▸ Task prompt: Using the material below, copy every line where "스탁타임" appears.

[START Information supplied]

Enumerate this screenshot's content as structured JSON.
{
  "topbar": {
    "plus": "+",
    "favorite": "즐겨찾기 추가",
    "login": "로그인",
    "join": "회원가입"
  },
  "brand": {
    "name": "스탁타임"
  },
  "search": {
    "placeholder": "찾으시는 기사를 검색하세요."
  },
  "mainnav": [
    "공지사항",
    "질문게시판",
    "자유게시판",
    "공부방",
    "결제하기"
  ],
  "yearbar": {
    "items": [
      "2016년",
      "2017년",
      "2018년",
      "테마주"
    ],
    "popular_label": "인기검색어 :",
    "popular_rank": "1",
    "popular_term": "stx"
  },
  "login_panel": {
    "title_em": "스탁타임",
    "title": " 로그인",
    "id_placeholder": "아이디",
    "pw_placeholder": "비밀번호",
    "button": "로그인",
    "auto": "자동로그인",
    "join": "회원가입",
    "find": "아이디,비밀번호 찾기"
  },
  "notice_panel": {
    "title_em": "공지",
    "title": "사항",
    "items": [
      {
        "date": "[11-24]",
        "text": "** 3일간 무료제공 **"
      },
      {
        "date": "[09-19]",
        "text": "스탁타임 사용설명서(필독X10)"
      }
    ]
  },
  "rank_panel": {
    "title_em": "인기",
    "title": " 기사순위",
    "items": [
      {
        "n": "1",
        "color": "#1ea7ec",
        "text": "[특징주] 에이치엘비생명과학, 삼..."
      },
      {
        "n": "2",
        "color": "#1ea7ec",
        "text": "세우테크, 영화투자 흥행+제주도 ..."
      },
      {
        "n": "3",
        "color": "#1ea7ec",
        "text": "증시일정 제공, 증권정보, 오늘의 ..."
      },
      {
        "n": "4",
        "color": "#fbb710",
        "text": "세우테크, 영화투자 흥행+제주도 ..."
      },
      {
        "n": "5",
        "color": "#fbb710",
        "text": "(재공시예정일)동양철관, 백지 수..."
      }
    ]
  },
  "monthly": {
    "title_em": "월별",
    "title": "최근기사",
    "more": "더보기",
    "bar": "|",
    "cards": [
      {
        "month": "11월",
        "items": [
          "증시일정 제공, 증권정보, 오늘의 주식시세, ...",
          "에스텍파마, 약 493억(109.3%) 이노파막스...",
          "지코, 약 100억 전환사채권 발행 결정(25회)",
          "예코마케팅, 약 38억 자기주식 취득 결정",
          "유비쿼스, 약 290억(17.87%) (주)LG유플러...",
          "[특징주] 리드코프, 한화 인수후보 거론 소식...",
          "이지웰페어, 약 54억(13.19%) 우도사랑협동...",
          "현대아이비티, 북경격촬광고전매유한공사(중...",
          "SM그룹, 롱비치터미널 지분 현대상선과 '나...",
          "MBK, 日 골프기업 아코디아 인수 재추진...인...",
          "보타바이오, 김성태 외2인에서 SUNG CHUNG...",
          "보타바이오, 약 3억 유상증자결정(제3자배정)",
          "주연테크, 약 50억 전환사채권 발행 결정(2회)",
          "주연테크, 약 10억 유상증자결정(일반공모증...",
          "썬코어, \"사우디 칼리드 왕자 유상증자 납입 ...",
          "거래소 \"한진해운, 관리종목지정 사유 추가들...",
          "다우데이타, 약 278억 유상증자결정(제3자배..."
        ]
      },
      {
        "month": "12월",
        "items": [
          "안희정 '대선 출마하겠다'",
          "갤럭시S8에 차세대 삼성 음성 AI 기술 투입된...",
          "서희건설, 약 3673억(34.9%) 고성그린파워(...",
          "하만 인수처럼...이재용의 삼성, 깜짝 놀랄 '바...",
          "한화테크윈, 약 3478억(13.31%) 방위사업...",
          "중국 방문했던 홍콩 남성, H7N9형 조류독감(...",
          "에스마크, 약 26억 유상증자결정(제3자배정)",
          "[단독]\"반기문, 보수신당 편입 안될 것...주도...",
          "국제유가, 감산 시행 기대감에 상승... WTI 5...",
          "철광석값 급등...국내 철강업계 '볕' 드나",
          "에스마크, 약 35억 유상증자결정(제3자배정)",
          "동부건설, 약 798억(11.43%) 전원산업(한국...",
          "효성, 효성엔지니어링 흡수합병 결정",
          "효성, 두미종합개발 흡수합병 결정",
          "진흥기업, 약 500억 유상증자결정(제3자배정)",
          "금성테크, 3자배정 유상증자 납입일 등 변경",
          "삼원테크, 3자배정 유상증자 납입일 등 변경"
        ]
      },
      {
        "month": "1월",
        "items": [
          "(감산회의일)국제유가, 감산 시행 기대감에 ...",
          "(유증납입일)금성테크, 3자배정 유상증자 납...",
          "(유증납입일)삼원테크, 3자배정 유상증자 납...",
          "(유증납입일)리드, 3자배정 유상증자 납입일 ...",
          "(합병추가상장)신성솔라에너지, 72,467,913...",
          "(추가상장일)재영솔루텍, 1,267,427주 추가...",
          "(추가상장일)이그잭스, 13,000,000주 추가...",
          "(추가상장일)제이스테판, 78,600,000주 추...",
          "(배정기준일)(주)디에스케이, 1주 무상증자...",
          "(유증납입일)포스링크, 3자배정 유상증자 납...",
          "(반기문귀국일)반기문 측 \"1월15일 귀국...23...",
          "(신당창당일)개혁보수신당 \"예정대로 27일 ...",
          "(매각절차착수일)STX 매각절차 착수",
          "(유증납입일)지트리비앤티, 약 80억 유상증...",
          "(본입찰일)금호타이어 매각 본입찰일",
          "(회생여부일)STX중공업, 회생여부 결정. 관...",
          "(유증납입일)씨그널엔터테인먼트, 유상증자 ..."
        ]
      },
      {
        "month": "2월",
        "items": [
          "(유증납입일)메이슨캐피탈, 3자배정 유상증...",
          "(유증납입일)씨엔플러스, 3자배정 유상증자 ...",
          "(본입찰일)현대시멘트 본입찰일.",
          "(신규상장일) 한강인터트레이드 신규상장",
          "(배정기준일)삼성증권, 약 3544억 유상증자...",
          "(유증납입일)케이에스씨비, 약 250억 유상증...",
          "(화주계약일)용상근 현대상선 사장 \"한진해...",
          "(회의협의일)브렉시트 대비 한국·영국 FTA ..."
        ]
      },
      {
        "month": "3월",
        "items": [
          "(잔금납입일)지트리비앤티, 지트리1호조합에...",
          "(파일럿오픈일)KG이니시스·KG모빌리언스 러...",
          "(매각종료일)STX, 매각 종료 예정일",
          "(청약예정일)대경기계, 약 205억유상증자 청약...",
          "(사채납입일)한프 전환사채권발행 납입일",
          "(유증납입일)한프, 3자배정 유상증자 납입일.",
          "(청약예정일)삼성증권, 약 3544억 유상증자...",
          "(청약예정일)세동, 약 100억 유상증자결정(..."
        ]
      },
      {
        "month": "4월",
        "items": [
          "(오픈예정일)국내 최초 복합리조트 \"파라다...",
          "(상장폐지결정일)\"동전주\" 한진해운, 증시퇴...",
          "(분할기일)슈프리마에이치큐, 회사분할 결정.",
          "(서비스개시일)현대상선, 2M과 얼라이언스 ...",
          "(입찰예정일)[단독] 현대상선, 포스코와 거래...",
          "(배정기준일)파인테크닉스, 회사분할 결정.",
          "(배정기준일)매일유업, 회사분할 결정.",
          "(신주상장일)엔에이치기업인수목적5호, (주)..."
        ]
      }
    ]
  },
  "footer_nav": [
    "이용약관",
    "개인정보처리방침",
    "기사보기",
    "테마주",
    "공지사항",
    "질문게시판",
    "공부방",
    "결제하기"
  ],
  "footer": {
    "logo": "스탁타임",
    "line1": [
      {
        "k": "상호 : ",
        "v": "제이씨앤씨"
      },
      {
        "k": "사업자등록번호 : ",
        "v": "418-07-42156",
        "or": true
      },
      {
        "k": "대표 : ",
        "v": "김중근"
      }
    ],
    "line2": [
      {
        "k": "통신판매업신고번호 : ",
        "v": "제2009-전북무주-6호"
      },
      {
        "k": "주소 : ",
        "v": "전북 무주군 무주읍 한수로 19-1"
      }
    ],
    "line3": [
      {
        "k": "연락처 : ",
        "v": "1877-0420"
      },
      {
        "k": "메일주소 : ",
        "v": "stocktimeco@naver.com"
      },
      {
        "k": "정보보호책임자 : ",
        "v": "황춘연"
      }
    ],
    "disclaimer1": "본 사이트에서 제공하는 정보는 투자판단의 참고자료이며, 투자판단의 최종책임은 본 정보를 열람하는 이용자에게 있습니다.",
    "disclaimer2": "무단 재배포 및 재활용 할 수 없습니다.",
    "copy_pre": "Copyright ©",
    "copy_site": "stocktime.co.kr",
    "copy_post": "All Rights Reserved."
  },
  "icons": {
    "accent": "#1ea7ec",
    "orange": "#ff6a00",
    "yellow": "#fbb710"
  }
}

[END Information supplied]

▸ Response:
    "name": "스탁타임"
    "title_em": "스탁타임",
        "text": "스탁타임 사용설명서(필독X10)"
    "logo": "스탁타임",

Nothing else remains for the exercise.